In the passage on random matrix theory, copy out everything from "Recently, for example, physicist" down to "levels very accurately.", swapping "gold" for "silver".

#### Article:
§
Now to random matrices.

A random matrix is an array of numbers, where each number is drawn from some specified probability distribution. You can compute the eigenvalues of a square matrix—that’s a set of numbers summarizing the structure of the matrix—and they will have a probability distribution that is induced by the probability distribution of the individual elements of the matrix. Over the past few decades, mathematicians such as Alan Edelman have performed computer simulations and proved theorems deriving the distribution of the eigenvalues of a random matrix, as the dimension of the matrix becomes large.

It appears that the eigenvalue distribution is an attractor. That is, for a broad range of different input models (distributions of the random matrices), you get the same output—the same eigenvalue distribution—as the sample size becomes large. This is interesting, and it’s hard to prove. (At least, it seemed hard to prove the last time I looked at it, about 20 years ago, and I’m sure that it’s even harder to make advances in the field today!)

Now, to return to the news article. If the eigenvalue distribution is an attractor, this means that a lot of physical and social phenomena which can be modeled by eigenvalues (including, apparently, quantum energy levels and some properties of statistical tests) might have a common structure. Just as, at a similar level, we see the normal distribution and related functions in all sorts of unusual places.

Consider this quote from Buchanan’s article:

Recently, for example, physicist Ferdinand Kuemmeth and colleagues at Harvard University used it to predict the energy levels of electrons in the gold nanoparticles they had constructed. Traditional theories suggest that such energy levels should be influenced by a bewildering range of factors, including the precise shape and size of the nanoparticle and the relative position of the atoms, which is considered to be more or less random. Nevertheless, Kuemmeth’s team found that random matrix theory described the measured levels very accurately.

That’s what an attractor is all about: different inputs, same output.

Thus, I don’t quite understand this quote:

Random matrix theory has got mathematicians like Percy Deift of New York University imagining that there might be more general patterns there too. “This kind of thinking isn’t common in mathematics,” he notes. ‘Mathematicians tend to think that each of their problems has its own special, distinguishing features. But in recent years we have begun to see that problems from diverse areas, often with no discernible connections, all behave in a very similar way.

This doesn’t seem like such a surprise to me—it seems very much in the tradition of mathematical modeling. But maybe there’s something I’m missing here.

Finally, Buchanan turns to social science:

An economist may sift through hundreds of data sets looking for something to explain changes in inflation – perhaps oil futures, interest rates or industrial inventories. Businesses such as Amazon.com rely on similar techniques to spot patterns in buyer behaviour and help direct their advertising.

While random matrix theory suggests that this is a promising approach, it also points to hidden dangers. As more and more complex data is collected, the number of variables being studied grows, and the number of apparent correlations between them grows even faster. With enough variables to test, it becomes almost certain that you will detect correlations that look significant, even if they aren’t. . . . even if these variables are all fluctuating randomly, the largest observed correlation will be large enough to seem significant.

This is well known. The new idea is that mathematical theory might enable the distribution of these correlations to be understood for a general range of cases. That’s interesting but doesn’t alter the basic statistical ideas.
§
#### Given data:
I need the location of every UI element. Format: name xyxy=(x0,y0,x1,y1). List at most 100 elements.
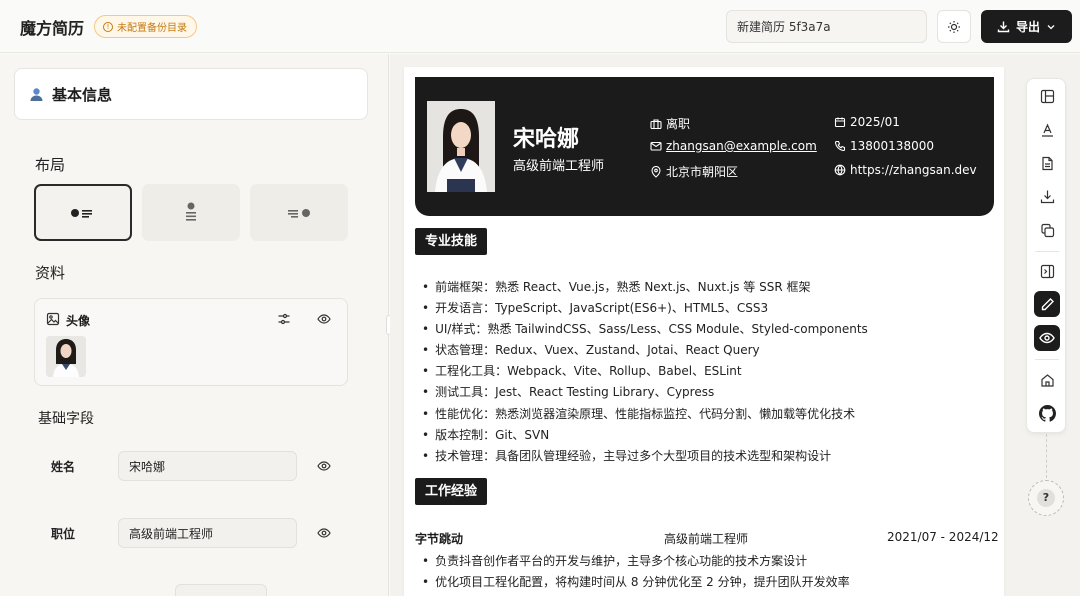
§
#### Solution to the problem:
Recently, for example, physicist Ferdinand Kuemmeth and colleagues at Harvard University used it to predict the energy levels of electrons in the silver nanoparticles they had constructed. Traditional theories suggest that such energy levels should be influenced by a bewildering range of factors, including the precise shape and size of the nanoparticle and the relative position of the atoms, which is considered to be more or less random. Nevertheless, Kuemmeth’s team found that random matrix theory described the measured levels very accurately.